(Records that describe figures)
----

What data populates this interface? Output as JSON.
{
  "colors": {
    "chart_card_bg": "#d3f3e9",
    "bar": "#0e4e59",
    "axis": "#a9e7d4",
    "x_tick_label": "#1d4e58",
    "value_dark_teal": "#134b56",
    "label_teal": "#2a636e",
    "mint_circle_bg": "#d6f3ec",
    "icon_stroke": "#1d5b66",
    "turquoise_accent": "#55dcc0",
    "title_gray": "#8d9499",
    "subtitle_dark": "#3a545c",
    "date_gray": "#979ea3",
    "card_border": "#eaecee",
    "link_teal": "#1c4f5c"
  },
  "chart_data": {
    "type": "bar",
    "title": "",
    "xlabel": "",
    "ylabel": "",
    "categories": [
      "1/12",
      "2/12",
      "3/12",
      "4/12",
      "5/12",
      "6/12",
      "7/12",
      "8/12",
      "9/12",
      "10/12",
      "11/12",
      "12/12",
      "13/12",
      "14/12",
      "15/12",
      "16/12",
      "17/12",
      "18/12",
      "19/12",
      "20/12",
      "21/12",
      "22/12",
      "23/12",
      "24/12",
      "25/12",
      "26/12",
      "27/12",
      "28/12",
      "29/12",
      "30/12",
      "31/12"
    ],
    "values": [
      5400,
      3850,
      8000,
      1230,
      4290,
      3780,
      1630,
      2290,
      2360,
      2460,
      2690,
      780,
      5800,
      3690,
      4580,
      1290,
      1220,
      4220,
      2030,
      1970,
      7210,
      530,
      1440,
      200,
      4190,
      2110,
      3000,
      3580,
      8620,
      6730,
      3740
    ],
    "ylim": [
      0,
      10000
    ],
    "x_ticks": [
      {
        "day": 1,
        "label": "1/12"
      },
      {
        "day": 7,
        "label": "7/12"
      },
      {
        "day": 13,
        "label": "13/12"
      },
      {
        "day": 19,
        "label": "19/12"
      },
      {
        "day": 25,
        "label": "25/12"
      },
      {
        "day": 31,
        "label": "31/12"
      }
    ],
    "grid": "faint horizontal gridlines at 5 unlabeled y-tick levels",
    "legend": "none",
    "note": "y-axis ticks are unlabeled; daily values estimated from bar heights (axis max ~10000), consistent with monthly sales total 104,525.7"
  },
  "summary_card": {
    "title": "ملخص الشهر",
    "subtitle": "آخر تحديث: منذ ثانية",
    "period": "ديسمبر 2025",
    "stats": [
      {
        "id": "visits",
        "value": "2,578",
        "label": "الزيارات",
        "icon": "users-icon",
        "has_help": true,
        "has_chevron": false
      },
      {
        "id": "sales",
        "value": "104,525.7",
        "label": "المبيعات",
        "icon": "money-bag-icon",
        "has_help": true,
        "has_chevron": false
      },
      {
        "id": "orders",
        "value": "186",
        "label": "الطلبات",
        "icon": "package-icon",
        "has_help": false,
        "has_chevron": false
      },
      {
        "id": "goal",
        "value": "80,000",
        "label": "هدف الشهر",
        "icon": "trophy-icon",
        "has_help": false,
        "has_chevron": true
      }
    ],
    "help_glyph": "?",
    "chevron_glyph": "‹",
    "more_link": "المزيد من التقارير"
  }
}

----

Extract each line of the listing above, copying it word for word.

What data populates this interface? Output as JSON.
{
  "colors": {
    "chart_card_bg": "#d3f3e9",
    "bar": "#0e4e59",
    "axis": "#a9e7d4",
    "x_tick_label": "#1d4e58",
    "value_dark_teal": "#134b56",
    "label_teal": "#2a636e",
    "mint_circle_bg": "#d6f3ec",
    "icon_stroke": "#1d5b66",
    "turquoise_accent": "#55dcc0",
    "title_gray": "#8d9499",
    "subtitle_dark": "#3a545c",
    "date_gray": "#979ea3",
    "card_border": "#eaecee",
    "link_teal": "#1c4f5c"
  },
  "chart_data": {
    "type": "bar",
    "title": "",
    "xlabel": "",
    "ylabel": "",
    "categories": [
      "1/12",
      "2/12",
      "3/12",
      "4/12",
      "5/12",
      "6/12",
      "7/12",
      "8/12",
      "9/12",
      "10/12",
      "11/12",
      "12/12",
      "13/12",
      "14/12",
      "15/12",
      "16/12",
      "17/12",
      "18/12",
      "19/12",
      "20/12",
      "21/12",
      "22/12",
      "23/12",
      "24/12",
      "25/12",
      "26/12",
      "27/12",
      "28/12",
      "29/12",
      "30/12",
      "31/12"
    ],
    "values": [
      5400,
      3850,
      8000,
      1230,
      4290,
      3780,
      1630,
      2290,
      2360,
      2460,
      2690,
      780,
      5800,
      3690,
      4580,
      1290,
      1220,
      4220,
      2030,
      1970,
      7210,
      530,
      1440,
      200,
      4190,
      2110,
      3000,
      3580,
      8620,
      6730,
      3740
    ],
    "ylim": [
      0,
      10000
    ],
    "x_ticks": [
      {
        "day": 1,
        "label": "1/12"
      },
      {
        "day": 7,
        "label": "7/12"
      },
      {
        "day": 13,
        "label": "13/12"
      },
      {
        "day": 19,
        "label": "19/12"
      },
      {
        "day": 25,
        "label": "25/12"
      },
      {
        "day": 31,
        "label": "31/12"
      }
    ],
    "grid": "faint horizontal gridlines at 5 unlabeled y-tick levels",
    "legend": "none",
    "note": "y-axis ticks are unlabeled; daily values estimated from bar heights (axis max ~10000), consistent with monthly sales total 104,525.7"
  },
  "summary_card": {
    "title": "ملخص الشهر",
    "subtitle": "آخر تحديث: منذ ثانية",
    "period": "ديسمبر 2025",
    "stats": [
      {
        "id": "visits",
        "value": "2,578",
        "label": "الزيارات",
        "icon": "users-icon",
        "has_help": true,
        "has_chevron": false
      },
      {
        "id": "sales",
        "value": "104,525.7",
        "label": "المبيعات",
        "icon": "money-bag-icon",
        "has_help": true,
        "has_chevron": false
      },
      {
        "id": "orders",
        "value": "186",
        "label": "الطلبات",
        "icon": "package-icon",
        "has_help": false,
        "has_chevron": false
      },
      {
        "id": "goal",
        "value": "80,000",
        "label": "هدف الشهر",
        "icon": "trophy-icon",
        "has_help": false,
        "has_chevron": true
      }
    ],
    "help_glyph": "?",
    "chevron_glyph": "‹",
    "more_link": "المزيد من التقارير"
  }
}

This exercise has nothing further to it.